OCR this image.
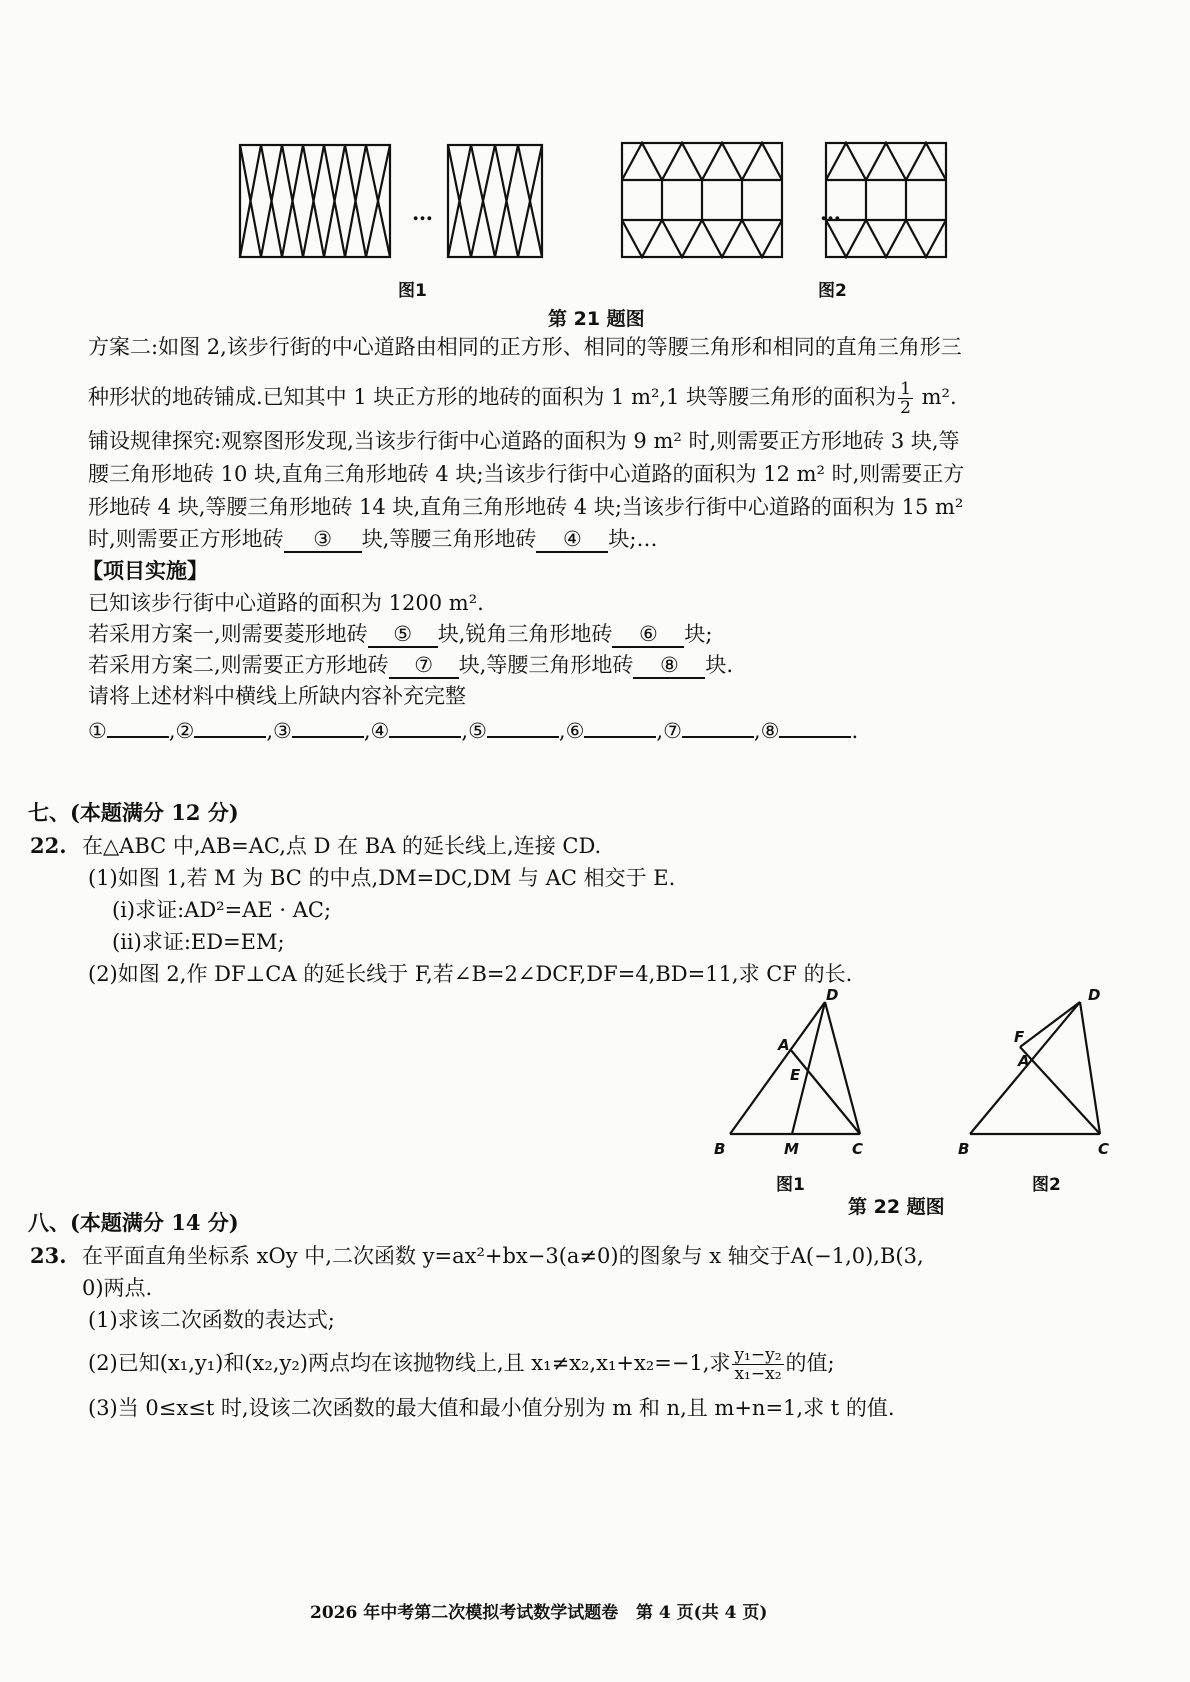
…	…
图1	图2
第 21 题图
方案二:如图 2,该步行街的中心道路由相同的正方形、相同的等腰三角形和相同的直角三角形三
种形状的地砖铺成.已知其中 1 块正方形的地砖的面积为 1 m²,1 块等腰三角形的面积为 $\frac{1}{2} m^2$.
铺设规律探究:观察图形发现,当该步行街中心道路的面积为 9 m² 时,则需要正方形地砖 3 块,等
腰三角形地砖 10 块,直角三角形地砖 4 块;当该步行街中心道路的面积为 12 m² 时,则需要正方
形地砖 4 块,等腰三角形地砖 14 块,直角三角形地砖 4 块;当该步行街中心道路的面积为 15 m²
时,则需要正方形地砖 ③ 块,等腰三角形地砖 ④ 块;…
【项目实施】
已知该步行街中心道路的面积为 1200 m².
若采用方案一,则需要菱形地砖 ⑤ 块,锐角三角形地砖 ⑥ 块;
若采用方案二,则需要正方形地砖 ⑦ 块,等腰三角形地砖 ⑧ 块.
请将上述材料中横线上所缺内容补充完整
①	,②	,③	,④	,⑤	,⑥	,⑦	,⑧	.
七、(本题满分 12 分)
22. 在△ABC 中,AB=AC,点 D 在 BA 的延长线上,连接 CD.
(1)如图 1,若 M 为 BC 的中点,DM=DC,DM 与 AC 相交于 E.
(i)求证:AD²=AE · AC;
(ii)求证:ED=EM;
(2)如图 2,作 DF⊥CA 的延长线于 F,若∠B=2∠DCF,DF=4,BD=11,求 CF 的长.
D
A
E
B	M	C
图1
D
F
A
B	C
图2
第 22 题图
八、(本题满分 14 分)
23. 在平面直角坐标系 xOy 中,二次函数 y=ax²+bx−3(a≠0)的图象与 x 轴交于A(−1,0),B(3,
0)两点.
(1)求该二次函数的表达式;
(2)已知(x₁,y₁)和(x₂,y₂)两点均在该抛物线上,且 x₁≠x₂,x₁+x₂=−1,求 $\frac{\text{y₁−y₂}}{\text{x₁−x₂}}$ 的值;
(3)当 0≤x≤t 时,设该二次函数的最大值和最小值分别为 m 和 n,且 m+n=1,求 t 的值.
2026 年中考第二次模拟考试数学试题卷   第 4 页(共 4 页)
________________________________________
Objective
Give the entries again word for word, but skip the pictures.

Written solution
OCR this image.
…	…
图1	图2
第 21 题图
方案二:如图 2,该步行街的中心道路由相同的正方形、相同的等腰三角形和相同的直角三角形三
种形状的地砖铺成.已知其中 1 块正方形的地砖的面积为 1 m²,1 块等腰三角形的面积为 $\frac{1}{2} m^2$.
铺设规律探究:观察图形发现,当该步行街中心道路的面积为 9 m² 时,则需要正方形地砖 3 块,等
腰三角形地砖 10 块,直角三角形地砖 4 块;当该步行街中心道路的面积为 12 m² 时,则需要正方
形地砖 4 块,等腰三角形地砖 14 块,直角三角形地砖 4 块;当该步行街中心道路的面积为 15 m²
时,则需要正方形地砖 ③ 块,等腰三角形地砖 ④ 块;…
【项目实施】
已知该步行街中心道路的面积为 1200 m².
若采用方案一,则需要菱形地砖 ⑤ 块,锐角三角形地砖 ⑥ 块;
若采用方案二,则需要正方形地砖 ⑦ 块,等腰三角形地砖 ⑧ 块.
请将上述材料中横线上所缺内容补充完整
①	,②	,③	,④	,⑤	,⑥	,⑦	,⑧	.
七、(本题满分 12 分)
22. 在△ABC 中,AB=AC,点 D 在 BA 的延长线上,连接 CD.
(1)如图 1,若 M 为 BC 的中点,DM=DC,DM 与 AC 相交于 E.
(i)求证:AD²=AE · AC;
(ii)求证:ED=EM;
(2)如图 2,作 DF⊥CA 的延长线于 F,若∠B=2∠DCF,DF=4,BD=11,求 CF 的长.
D
A
E
B	M	C
图1
D
F
A
B	C
图2
第 22 题图
八、(本题满分 14 分)
23. 在平面直角坐标系 xOy 中,二次函数 y=ax²+bx−3(a≠0)的图象与 x 轴交于A(−1,0),B(3,
0)两点.
(1)求该二次函数的表达式;
(2)已知(x₁,y₁)和(x₂,y₂)两点均在该抛物线上,且 x₁≠x₂,x₁+x₂=−1,求 $\frac{\text{y₁−y₂}}{\text{x₁−x₂}}$ 的值;
(3)当 0≤x≤t 时,设该二次函数的最大值和最小值分别为 m 和 n,且 m+n=1,求 t 的值.
2026 年中考第二次模拟考试数学试题卷   第 4 页(共 4 页)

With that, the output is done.